All of the material below is to be returned exactly.

+ + + + + + +

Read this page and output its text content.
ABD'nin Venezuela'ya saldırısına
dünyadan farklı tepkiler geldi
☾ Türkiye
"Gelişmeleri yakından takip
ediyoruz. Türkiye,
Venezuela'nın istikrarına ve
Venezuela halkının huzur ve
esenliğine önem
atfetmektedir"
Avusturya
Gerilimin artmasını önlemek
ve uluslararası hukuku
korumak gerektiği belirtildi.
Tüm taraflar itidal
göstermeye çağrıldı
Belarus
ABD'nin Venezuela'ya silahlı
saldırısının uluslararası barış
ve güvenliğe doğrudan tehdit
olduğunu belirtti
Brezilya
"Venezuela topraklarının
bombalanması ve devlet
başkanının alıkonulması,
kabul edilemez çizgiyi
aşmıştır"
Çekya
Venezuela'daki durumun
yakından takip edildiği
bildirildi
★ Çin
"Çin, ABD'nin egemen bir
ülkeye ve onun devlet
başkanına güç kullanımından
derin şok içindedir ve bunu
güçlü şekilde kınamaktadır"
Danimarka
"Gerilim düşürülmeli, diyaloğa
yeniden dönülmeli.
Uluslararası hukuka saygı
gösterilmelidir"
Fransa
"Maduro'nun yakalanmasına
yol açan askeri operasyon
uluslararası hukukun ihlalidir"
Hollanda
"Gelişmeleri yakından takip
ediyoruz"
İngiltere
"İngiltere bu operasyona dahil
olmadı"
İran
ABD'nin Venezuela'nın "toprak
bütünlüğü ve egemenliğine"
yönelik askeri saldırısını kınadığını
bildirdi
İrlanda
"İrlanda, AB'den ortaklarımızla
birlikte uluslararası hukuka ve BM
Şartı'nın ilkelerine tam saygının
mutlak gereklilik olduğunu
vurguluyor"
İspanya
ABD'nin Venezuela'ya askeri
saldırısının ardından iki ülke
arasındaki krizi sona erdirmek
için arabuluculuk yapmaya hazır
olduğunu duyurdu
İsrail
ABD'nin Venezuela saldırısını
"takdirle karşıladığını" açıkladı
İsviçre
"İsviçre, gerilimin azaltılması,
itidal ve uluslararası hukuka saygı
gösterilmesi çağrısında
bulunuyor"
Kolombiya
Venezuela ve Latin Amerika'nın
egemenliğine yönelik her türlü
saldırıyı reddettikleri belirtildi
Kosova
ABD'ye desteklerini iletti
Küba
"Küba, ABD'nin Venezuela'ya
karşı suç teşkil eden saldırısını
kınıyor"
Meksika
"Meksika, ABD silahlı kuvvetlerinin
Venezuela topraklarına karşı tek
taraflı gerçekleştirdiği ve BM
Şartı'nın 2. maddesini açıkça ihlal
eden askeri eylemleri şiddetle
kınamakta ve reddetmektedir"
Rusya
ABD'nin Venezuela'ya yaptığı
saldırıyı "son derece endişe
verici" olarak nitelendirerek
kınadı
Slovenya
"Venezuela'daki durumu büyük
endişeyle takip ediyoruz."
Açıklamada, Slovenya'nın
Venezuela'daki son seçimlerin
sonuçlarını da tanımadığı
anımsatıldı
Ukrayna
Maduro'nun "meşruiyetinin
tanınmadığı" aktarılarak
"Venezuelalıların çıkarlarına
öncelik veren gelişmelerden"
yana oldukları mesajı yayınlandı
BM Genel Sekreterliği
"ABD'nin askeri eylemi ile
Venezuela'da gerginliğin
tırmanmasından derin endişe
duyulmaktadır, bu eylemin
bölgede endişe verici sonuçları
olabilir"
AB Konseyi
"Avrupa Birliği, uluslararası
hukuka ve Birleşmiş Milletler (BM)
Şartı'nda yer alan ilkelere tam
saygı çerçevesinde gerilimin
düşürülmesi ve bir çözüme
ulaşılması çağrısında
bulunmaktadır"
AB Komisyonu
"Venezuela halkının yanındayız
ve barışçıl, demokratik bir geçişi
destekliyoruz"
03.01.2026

+ + + + + + +

The output:
Read this page and output its text content.
ABD'nin Venezuela'ya saldırısına
dünyadan farklı tepkiler geldi
☾ Türkiye
"Gelişmeleri yakından takip
ediyoruz. Türkiye,
Venezuela'nın istikrarına ve
Venezuela halkının huzur ve
esenliğine önem
atfetmektedir"
Avusturya
Gerilimin artmasını önlemek
ve uluslararası hukuku
korumak gerektiği belirtildi.
Tüm taraflar itidal
göstermeye çağrıldı
Belarus
ABD'nin Venezuela'ya silahlı
saldırısının uluslararası barış
ve güvenliğe doğrudan tehdit
olduğunu belirtti
Brezilya
"Venezuela topraklarının
bombalanması ve devlet
başkanının alıkonulması,
kabul edilemez çizgiyi
aşmıştır"
Çekya
Venezuela'daki durumun
yakından takip edildiği
bildirildi
★ Çin
"Çin, ABD'nin egemen bir
ülkeye ve onun devlet
başkanına güç kullanımından
derin şok içindedir ve bunu
güçlü şekilde kınamaktadır"
Danimarka
"Gerilim düşürülmeli, diyaloğa
yeniden dönülmeli.
Uluslararası hukuka saygı
gösterilmelidir"
Fransa
"Maduro'nun yakalanmasına
yol açan askeri operasyon
uluslararası hukukun ihlalidir"
Hollanda
"Gelişmeleri yakından takip
ediyoruz"
İngiltere
"İngiltere bu operasyona dahil
olmadı"
İran
ABD'nin Venezuela'nın "toprak
bütünlüğü ve egemenliğine"
yönelik askeri saldırısını kınadığını
bildirdi
İrlanda
"İrlanda, AB'den ortaklarımızla
birlikte uluslararası hukuka ve BM
Şartı'nın ilkelerine tam saygının
mutlak gereklilik olduğunu
vurguluyor"
İspanya
ABD'nin Venezuela'ya askeri
saldırısının ardından iki ülke
arasındaki krizi sona erdirmek
için arabuluculuk yapmaya hazır
olduğunu duyurdu
İsrail
ABD'nin Venezuela saldırısını
"takdirle karşıladığını" açıkladı
İsviçre
"İsviçre, gerilimin azaltılması,
itidal ve uluslararası hukuka saygı
gösterilmesi çağrısında
bulunuyor"
Kolombiya
Venezuela ve Latin Amerika'nın
egemenliğine yönelik her türlü
saldırıyı reddettikleri belirtildi
Kosova
ABD'ye desteklerini iletti
Küba
"Küba, ABD'nin Venezuela'ya
karşı suç teşkil eden saldırısını
kınıyor"
Meksika
"Meksika, ABD silahlı kuvvetlerinin
Venezuela topraklarına karşı tek
taraflı gerçekleştirdiği ve BM
Şartı'nın 2. maddesini açıkça ihlal
eden askeri eylemleri şiddetle
kınamakta ve reddetmektedir"
Rusya
ABD'nin Venezuela'ya yaptığı
saldırıyı "son derece endişe
verici" olarak nitelendirerek
kınadı
Slovenya
"Venezuela'daki durumu büyük
endişeyle takip ediyoruz."
Açıklamada, Slovenya'nın
Venezuela'daki son seçimlerin
sonuçlarını da tanımadığı
anımsatıldı
Ukrayna
Maduro'nun "meşruiyetinin
tanınmadığı" aktarılarak
"Venezuelalıların çıkarlarına
öncelik veren gelişmelerden"
yana oldukları mesajı yayınlandı
BM Genel Sekreterliği
"ABD'nin askeri eylemi ile
Venezuela'da gerginliğin
tırmanmasından derin endişe
duyulmaktadır, bu eylemin
bölgede endişe verici sonuçları
olabilir"
AB Konseyi
"Avrupa Birliği, uluslararası
hukuka ve Birleşmiş Milletler (BM)
Şartı'nda yer alan ilkelere tam
saygı çerçevesinde gerilimin
düşürülmesi ve bir çözüme
ulaşılması çağrısında
bulunmaktadır"
AB Komisyonu
"Venezuela halkının yanındayız
ve barışçıl, demokratik bir geçişi
destekliyoruz"
03.01.2026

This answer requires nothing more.